* _SET EXERCISE_:
Find every line in the records below that contains the word "haven", and copy each such line.

* _INFORMATION PROVIDED_:
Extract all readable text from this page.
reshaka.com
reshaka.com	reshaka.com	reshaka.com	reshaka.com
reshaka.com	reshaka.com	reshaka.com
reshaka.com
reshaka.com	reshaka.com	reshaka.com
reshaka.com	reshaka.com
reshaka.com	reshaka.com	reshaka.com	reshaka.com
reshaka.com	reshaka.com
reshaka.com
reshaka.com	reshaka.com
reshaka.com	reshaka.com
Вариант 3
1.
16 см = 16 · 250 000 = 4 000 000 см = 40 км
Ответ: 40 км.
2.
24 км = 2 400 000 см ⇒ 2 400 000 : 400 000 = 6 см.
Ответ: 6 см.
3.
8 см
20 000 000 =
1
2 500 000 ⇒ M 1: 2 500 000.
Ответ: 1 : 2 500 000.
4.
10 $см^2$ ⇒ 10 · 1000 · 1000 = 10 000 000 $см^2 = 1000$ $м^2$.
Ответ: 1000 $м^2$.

...

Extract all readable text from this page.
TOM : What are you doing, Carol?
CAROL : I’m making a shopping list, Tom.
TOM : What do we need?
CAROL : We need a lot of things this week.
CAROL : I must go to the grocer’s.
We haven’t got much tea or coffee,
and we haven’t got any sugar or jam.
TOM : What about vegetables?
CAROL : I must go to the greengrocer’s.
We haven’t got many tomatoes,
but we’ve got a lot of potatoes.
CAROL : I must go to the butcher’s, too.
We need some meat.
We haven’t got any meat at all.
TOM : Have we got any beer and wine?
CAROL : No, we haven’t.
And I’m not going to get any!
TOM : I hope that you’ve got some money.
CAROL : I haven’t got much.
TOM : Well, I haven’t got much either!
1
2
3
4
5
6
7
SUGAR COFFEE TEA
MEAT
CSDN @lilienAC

* _TASK SOLUTION_:
We haven’t got much tea or coffee,
and we haven’t got any sugar or jam.
We haven’t got many tomatoes,
We haven’t got any meat at all.
CAROL : No, we haven’t.
CAROL : I haven’t got much.
TOM : Well, I haven’t got much either!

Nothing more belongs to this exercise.